### Challenge
Using the entries that follow, collect the lines where the word "response" appears.

### Supplied entries
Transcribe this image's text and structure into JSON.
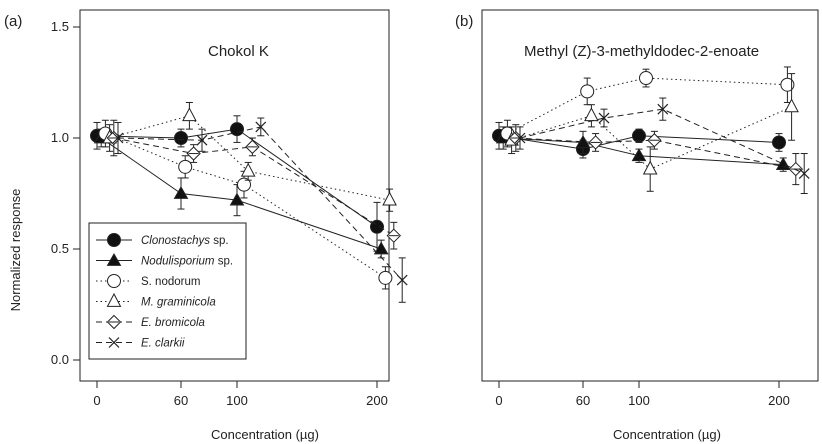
{
  "figure": {
    "ylabel": "Normalized response"
  },
  "chart_data": [
    {
      "type": "line",
      "panel_label": "(a)",
      "title": "Chokol K",
      "xlabel": "Concentration (µg)",
      "ylabel": "Normalized response",
      "x_ticks": [
        0,
        60,
        100,
        200
      ],
      "y_ticks": [
        "0.0",
        "0.5",
        "1.0",
        "1.5"
      ],
      "xlim": [
        -5,
        225
      ],
      "ylim": [
        -0.05,
        1.55
      ],
      "legend": "bottom-left",
      "series": [
        {
          "name": "Clonostachys",
          "name_suffix": " sp.",
          "italic": true,
          "marker": "filled-circle",
          "line": "solid",
          "x": [
            0,
            60,
            100,
            200
          ],
          "y": [
            1.01,
            1.0,
            1.04,
            0.6
          ],
          "err": [
            0.06,
            0.04,
            0.06,
            0.11
          ]
        },
        {
          "name": "Nodulisporium",
          "name_suffix": " sp.",
          "italic": true,
          "marker": "filled-triangle",
          "line": "solid",
          "x": [
            3,
            60,
            100,
            203
          ],
          "y": [
            1.0,
            0.75,
            0.72,
            0.5
          ],
          "err": [
            0.04,
            0.07,
            0.07,
            0.04
          ]
        },
        {
          "name": "S. nodorum",
          "name_suffix": "",
          "italic": false,
          "marker": "open-circle",
          "line": "dotted",
          "x": [
            6,
            63,
            105,
            206
          ],
          "y": [
            1.02,
            0.87,
            0.79,
            0.37
          ],
          "err": [
            0.06,
            0.05,
            0.06,
            0.05
          ]
        },
        {
          "name": "M. graminicola",
          "name_suffix": "",
          "italic": true,
          "marker": "open-triangle",
          "line": "dotted",
          "x": [
            9,
            66,
            108,
            209
          ],
          "y": [
            1.0,
            1.1,
            0.85,
            0.72
          ],
          "err": [
            0.06,
            0.06,
            0.04,
            0.05
          ]
        },
        {
          "name": "E. bromicola",
          "name_suffix": "",
          "italic": true,
          "marker": "open-diamond",
          "line": "dashed",
          "x": [
            12,
            69,
            111,
            212
          ],
          "y": [
            1.0,
            0.93,
            0.96,
            0.56
          ],
          "err": [
            0.08,
            0.04,
            0.04,
            0.06
          ]
        },
        {
          "name": "E. clarkii",
          "name_suffix": "",
          "italic": true,
          "marker": "cross",
          "line": "dashed",
          "x": [
            15,
            75,
            117,
            218
          ],
          "y": [
            1.0,
            0.99,
            1.05,
            0.36
          ],
          "err": [
            0.07,
            0.05,
            0.04,
            0.1
          ]
        }
      ]
    },
    {
      "type": "line",
      "panel_label": "(b)",
      "title": "Methyl (Z)-3-methyldodec-2-enoate",
      "xlabel": "Concentration (µg)",
      "ylabel": "",
      "x_ticks": [
        0,
        60,
        100,
        200
      ],
      "y_ticks": [],
      "xlim": [
        -5,
        225
      ],
      "ylim": [
        -0.05,
        1.55
      ],
      "legend": "none",
      "series": [
        {
          "name": "Clonostachys",
          "marker": "filled-circle",
          "line": "solid",
          "x": [
            0,
            60,
            100,
            200
          ],
          "y": [
            1.01,
            0.95,
            1.01,
            0.98
          ],
          "err": [
            0.06,
            0.04,
            0.03,
            0.04
          ]
        },
        {
          "name": "Nodulisporium",
          "marker": "filled-triangle",
          "line": "solid",
          "x": [
            3,
            60,
            100,
            203
          ],
          "y": [
            1.0,
            0.98,
            0.92,
            0.88
          ],
          "err": [
            0.05,
            0.05,
            0.03,
            0.03
          ]
        },
        {
          "name": "S. nodorum",
          "marker": "open-circle",
          "line": "dotted",
          "x": [
            6,
            63,
            105,
            206
          ],
          "y": [
            1.02,
            1.21,
            1.27,
            1.24
          ],
          "err": [
            0.06,
            0.06,
            0.04,
            0.08
          ]
        },
        {
          "name": "M. graminicola",
          "marker": "open-triangle",
          "line": "dotted",
          "x": [
            9,
            66,
            108,
            209
          ],
          "y": [
            0.99,
            1.1,
            0.86,
            1.14
          ],
          "err": [
            0.06,
            0.05,
            0.1,
            0.15
          ]
        },
        {
          "name": "E. bromicola",
          "marker": "open-diamond",
          "line": "dashed",
          "x": [
            12,
            69,
            111,
            212
          ],
          "y": [
            1.0,
            0.98,
            0.99,
            0.86
          ],
          "err": [
            0.06,
            0.04,
            0.04,
            0.07
          ]
        },
        {
          "name": "E. clarkii",
          "marker": "cross",
          "line": "dashed",
          "x": [
            15,
            75,
            117,
            218
          ],
          "y": [
            1.0,
            1.09,
            1.13,
            0.84
          ],
          "err": [
            0.05,
            0.04,
            0.05,
            0.09
          ]
        }
      ]
    }
  ]
}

### Exercise answer
    "ylabel": "Normalized response"
      "ylabel": "Normalized response",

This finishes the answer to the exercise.